▽

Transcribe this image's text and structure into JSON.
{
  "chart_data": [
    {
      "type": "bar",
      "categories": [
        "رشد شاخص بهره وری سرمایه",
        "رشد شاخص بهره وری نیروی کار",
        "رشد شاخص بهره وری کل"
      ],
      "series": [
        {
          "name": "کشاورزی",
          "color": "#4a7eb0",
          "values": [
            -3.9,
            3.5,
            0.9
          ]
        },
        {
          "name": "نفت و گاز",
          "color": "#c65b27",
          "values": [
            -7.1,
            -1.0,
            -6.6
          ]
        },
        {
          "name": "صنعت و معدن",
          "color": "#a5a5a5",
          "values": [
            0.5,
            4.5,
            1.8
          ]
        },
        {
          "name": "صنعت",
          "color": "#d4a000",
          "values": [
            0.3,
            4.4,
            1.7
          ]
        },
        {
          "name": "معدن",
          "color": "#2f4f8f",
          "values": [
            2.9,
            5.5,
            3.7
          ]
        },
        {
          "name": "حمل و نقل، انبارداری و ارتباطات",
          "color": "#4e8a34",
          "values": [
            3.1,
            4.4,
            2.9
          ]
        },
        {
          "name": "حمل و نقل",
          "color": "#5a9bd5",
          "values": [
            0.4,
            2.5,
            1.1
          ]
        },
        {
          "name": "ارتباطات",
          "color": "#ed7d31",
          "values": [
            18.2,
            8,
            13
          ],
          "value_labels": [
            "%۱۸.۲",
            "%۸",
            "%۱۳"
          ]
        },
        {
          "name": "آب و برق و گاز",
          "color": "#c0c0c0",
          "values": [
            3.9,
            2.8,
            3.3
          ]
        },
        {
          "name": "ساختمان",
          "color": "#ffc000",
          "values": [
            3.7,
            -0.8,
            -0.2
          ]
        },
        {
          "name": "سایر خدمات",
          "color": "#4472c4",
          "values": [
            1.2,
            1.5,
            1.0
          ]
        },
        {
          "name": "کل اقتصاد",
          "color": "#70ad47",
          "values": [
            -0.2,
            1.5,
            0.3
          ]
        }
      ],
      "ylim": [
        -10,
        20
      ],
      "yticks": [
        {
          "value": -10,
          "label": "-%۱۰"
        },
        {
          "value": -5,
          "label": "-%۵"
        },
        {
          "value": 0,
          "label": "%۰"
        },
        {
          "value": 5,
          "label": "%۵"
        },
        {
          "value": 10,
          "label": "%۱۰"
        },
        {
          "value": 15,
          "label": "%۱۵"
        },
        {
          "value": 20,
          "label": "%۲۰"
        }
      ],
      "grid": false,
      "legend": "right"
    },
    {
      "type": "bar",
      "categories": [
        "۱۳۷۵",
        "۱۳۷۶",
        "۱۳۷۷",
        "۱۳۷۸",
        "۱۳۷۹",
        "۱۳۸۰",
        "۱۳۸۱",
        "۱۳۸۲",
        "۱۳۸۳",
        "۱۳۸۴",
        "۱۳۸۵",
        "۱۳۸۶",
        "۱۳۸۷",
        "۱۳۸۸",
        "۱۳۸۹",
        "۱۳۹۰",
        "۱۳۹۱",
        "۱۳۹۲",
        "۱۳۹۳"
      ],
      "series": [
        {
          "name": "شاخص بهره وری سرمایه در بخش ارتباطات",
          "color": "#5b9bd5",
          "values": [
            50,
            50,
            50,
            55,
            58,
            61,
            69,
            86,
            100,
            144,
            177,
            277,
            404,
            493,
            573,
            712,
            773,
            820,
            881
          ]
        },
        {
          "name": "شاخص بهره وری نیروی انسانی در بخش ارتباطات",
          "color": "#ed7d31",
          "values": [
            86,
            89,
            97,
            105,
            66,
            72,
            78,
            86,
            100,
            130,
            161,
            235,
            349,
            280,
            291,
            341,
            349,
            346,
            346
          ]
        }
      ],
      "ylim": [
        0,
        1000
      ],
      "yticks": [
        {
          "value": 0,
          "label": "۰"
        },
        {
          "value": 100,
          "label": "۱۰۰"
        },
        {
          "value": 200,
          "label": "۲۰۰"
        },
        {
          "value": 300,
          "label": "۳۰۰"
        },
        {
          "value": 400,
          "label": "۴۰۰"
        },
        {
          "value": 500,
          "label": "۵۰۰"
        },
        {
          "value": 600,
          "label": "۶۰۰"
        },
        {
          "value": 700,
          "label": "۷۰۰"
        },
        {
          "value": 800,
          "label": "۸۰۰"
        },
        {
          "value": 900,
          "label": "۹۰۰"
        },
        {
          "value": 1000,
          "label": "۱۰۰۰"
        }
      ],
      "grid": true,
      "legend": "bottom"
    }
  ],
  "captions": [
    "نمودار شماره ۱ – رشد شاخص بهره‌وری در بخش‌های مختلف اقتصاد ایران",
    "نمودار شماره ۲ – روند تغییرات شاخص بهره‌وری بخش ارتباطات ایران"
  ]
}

△

Return the listing above word for word.

Transcribe this image's text and structure into JSON.
{
  "chart_data": [
    {
      "type": "bar",
      "categories": [
        "رشد شاخص بهره وری سرمایه",
        "رشد شاخص بهره وری نیروی کار",
        "رشد شاخص بهره وری کل"
      ],
      "series": [
        {
          "name": "کشاورزی",
          "color": "#4a7eb0",
          "values": [
            -3.9,
            3.5,
            0.9
          ]
        },
        {
          "name": "نفت و گاز",
          "color": "#c65b27",
          "values": [
            -7.1,
            -1.0,
            -6.6
          ]
        },
        {
          "name": "صنعت و معدن",
          "color": "#a5a5a5",
          "values": [
            0.5,
            4.5,
            1.8
          ]
        },
        {
          "name": "صنعت",
          "color": "#d4a000",
          "values": [
            0.3,
            4.4,
            1.7
          ]
        },
        {
          "name": "معدن",
          "color": "#2f4f8f",
          "values": [
            2.9,
            5.5,
            3.7
          ]
        },
        {
          "name": "حمل و نقل، انبارداری و ارتباطات",
          "color": "#4e8a34",
          "values": [
            3.1,
            4.4,
            2.9
          ]
        },
        {
          "name": "حمل و نقل",
          "color": "#5a9bd5",
          "values": [
            0.4,
            2.5,
            1.1
          ]
        },
        {
          "name": "ارتباطات",
          "color": "#ed7d31",
          "values": [
            18.2,
            8,
            13
          ],
          "value_labels": [
            "%۱۸.۲",
            "%۸",
            "%۱۳"
          ]
        },
        {
          "name": "آب و برق و گاز",
          "color": "#c0c0c0",
          "values": [
            3.9,
            2.8,
            3.3
          ]
        },
        {
          "name": "ساختمان",
          "color": "#ffc000",
          "values": [
            3.7,
            -0.8,
            -0.2
          ]
        },
        {
          "name": "سایر خدمات",
          "color": "#4472c4",
          "values": [
            1.2,
            1.5,
            1.0
          ]
        },
        {
          "name": "کل اقتصاد",
          "color": "#70ad47",
          "values": [
            -0.2,
            1.5,
            0.3
          ]
        }
      ],
      "ylim": [
        -10,
        20
      ],
      "yticks": [
        {
          "value": -10,
          "label": "-%۱۰"
        },
        {
          "value": -5,
          "label": "-%۵"
        },
        {
          "value": 0,
          "label": "%۰"
        },
        {
          "value": 5,
          "label": "%۵"
        },
        {
          "value": 10,
          "label": "%۱۰"
        },
        {
          "value": 15,
          "label": "%۱۵"
        },
        {
          "value": 20,
          "label": "%۲۰"
        }
      ],
      "grid": false,
      "legend": "right"
    },
    {
      "type": "bar",
      "categories": [
        "۱۳۷۵",
        "۱۳۷۶",
        "۱۳۷۷",
        "۱۳۷۸",
        "۱۳۷۹",
        "۱۳۸۰",
        "۱۳۸۱",
        "۱۳۸۲",
        "۱۳۸۳",
        "۱۳۸۴",
        "۱۳۸۵",
        "۱۳۸۶",
        "۱۳۸۷",
        "۱۳۸۸",
        "۱۳۸۹",
        "۱۳۹۰",
        "۱۳۹۱",
        "۱۳۹۲",
        "۱۳۹۳"
      ],
      "series": [
        {
          "name": "شاخص بهره وری سرمایه در بخش ارتباطات",
          "color": "#5b9bd5",
          "values": [
            50,
            50,
            50,
            55,
            58,
            61,
            69,
            86,
            100,
            144,
            177,
            277,
            404,
            493,
            573,
            712,
            773,
            820,
            881
          ]
        },
        {
          "name": "شاخص بهره وری نیروی انسانی در بخش ارتباطات",
          "color": "#ed7d31",
          "values": [
            86,
            89,
            97,
            105,
            66,
            72,
            78,
            86,
            100,
            130,
            161,
            235,
            349,
            280,
            291,
            341,
            349,
            346,
            346
          ]
        }
      ],
      "ylim": [
        0,
        1000
      ],
      "yticks": [
        {
          "value": 0,
          "label": "۰"
        },
        {
          "value": 100,
          "label": "۱۰۰"
        },
        {
          "value": 200,
          "label": "۲۰۰"
        },
        {
          "value": 300,
          "label": "۳۰۰"
        },
        {
          "value": 400,
          "label": "۴۰۰"
        },
        {
          "value": 500,
          "label": "۵۰۰"
        },
        {
          "value": 600,
          "label": "۶۰۰"
        },
        {
          "value": 700,
          "label": "۷۰۰"
        },
        {
          "value": 800,
          "label": "۸۰۰"
        },
        {
          "value": 900,
          "label": "۹۰۰"
        },
        {
          "value": 1000,
          "label": "۱۰۰۰"
        }
      ],
      "grid": true,
      "legend": "bottom"
    }
  ],
  "captions": [
    "نمودار شماره ۱ – رشد شاخص بهره‌وری در بخش‌های مختلف اقتصاد ایران",
    "نمودار شماره ۲ – روند تغییرات شاخص بهره‌وری بخش ارتباطات ایران"
  ]
}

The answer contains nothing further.